Give the listing below again in full, exactly as written.

--- START Information given ---

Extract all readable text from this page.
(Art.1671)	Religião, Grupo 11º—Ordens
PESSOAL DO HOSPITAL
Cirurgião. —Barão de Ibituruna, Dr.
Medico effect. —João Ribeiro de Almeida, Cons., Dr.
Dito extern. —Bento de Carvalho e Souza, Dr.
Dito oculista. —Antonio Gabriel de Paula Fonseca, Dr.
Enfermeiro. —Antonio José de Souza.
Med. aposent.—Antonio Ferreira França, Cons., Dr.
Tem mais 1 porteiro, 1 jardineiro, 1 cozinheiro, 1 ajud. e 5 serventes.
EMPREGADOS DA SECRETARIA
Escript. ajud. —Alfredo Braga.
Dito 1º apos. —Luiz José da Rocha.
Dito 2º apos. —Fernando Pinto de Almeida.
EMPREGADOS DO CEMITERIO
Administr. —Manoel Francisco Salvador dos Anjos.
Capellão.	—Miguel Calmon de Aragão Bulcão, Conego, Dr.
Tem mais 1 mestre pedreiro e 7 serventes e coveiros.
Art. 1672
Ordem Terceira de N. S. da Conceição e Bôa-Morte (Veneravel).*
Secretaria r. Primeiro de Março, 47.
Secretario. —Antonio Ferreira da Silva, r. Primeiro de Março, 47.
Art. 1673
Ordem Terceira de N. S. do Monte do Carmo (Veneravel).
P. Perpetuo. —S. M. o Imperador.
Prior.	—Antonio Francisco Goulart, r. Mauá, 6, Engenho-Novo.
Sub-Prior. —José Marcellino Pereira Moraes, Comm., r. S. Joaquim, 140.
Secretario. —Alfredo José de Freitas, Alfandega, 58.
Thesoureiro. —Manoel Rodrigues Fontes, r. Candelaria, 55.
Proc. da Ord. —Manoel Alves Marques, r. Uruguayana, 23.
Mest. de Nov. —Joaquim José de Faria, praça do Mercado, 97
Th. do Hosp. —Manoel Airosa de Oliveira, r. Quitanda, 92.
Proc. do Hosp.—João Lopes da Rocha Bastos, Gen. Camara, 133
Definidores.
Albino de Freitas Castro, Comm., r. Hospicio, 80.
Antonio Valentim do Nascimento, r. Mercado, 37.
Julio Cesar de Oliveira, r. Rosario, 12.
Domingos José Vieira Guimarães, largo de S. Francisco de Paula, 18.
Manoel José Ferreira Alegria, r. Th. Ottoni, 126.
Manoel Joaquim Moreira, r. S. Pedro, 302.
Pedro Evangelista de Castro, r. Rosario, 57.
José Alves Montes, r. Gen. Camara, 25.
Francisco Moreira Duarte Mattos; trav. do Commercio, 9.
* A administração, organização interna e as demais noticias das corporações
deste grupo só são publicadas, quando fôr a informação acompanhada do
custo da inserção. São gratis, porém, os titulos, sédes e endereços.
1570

--- END Information given ---

[Solution]
Extract all readable text from this page.
(Art.1671)	Religião, Grupo 11º—Ordens
PESSOAL DO HOSPITAL
Cirurgião. —Barão de Ibituruna, Dr.
Medico effect. —João Ribeiro de Almeida, Cons., Dr.
Dito extern. —Bento de Carvalho e Souza, Dr.
Dito oculista. —Antonio Gabriel de Paula Fonseca, Dr.
Enfermeiro. —Antonio José de Souza.
Med. aposent.—Antonio Ferreira França, Cons., Dr.
Tem mais 1 porteiro, 1 jardineiro, 1 cozinheiro, 1 ajud. e 5 serventes.
EMPREGADOS DA SECRETARIA
Escript. ajud. —Alfredo Braga.
Dito 1º apos. —Luiz José da Rocha.
Dito 2º apos. —Fernando Pinto de Almeida.
EMPREGADOS DO CEMITERIO
Administr. —Manoel Francisco Salvador dos Anjos.
Capellão.	—Miguel Calmon de Aragão Bulcão, Conego, Dr.
Tem mais 1 mestre pedreiro e 7 serventes e coveiros.
Art. 1672
Ordem Terceira de N. S. da Conceição e Bôa-Morte (Veneravel).*
Secretaria r. Primeiro de Março, 47.
Secretario. —Antonio Ferreira da Silva, r. Primeiro de Março, 47.
Art. 1673
Ordem Terceira de N. S. do Monte do Carmo (Veneravel).
P. Perpetuo. —S. M. o Imperador.
Prior.	—Antonio Francisco Goulart, r. Mauá, 6, Engenho-Novo.
Sub-Prior. —José Marcellino Pereira Moraes, Comm., r. S. Joaquim, 140.
Secretario. —Alfredo José de Freitas, Alfandega, 58.
Thesoureiro. —Manoel Rodrigues Fontes, r. Candelaria, 55.
Proc. da Ord. —Manoel Alves Marques, r. Uruguayana, 23.
Mest. de Nov. —Joaquim José de Faria, praça do Mercado, 97
Th. do Hosp. —Manoel Airosa de Oliveira, r. Quitanda, 92.
Proc. do Hosp.—João Lopes da Rocha Bastos, Gen. Camara, 133
Definidores.
Albino de Freitas Castro, Comm., r. Hospicio, 80.
Antonio Valentim do Nascimento, r. Mercado, 37.
Julio Cesar de Oliveira, r. Rosario, 12.
Domingos José Vieira Guimarães, largo de S. Francisco de Paula, 18.
Manoel José Ferreira Alegria, r. Th. Ottoni, 126.
Manoel Joaquim Moreira, r. S. Pedro, 302.
Pedro Evangelista de Castro, r. Rosario, 57.
José Alves Montes, r. Gen. Camara, 25.
Francisco Moreira Duarte Mattos; trav. do Commercio, 9.
* A administração, organização interna e as demais noticias das corporações
deste grupo só são publicadas, quando fôr a informação acompanhada do
custo da inserção. São gratis, porém, os titulos, sédes e endereços.
1570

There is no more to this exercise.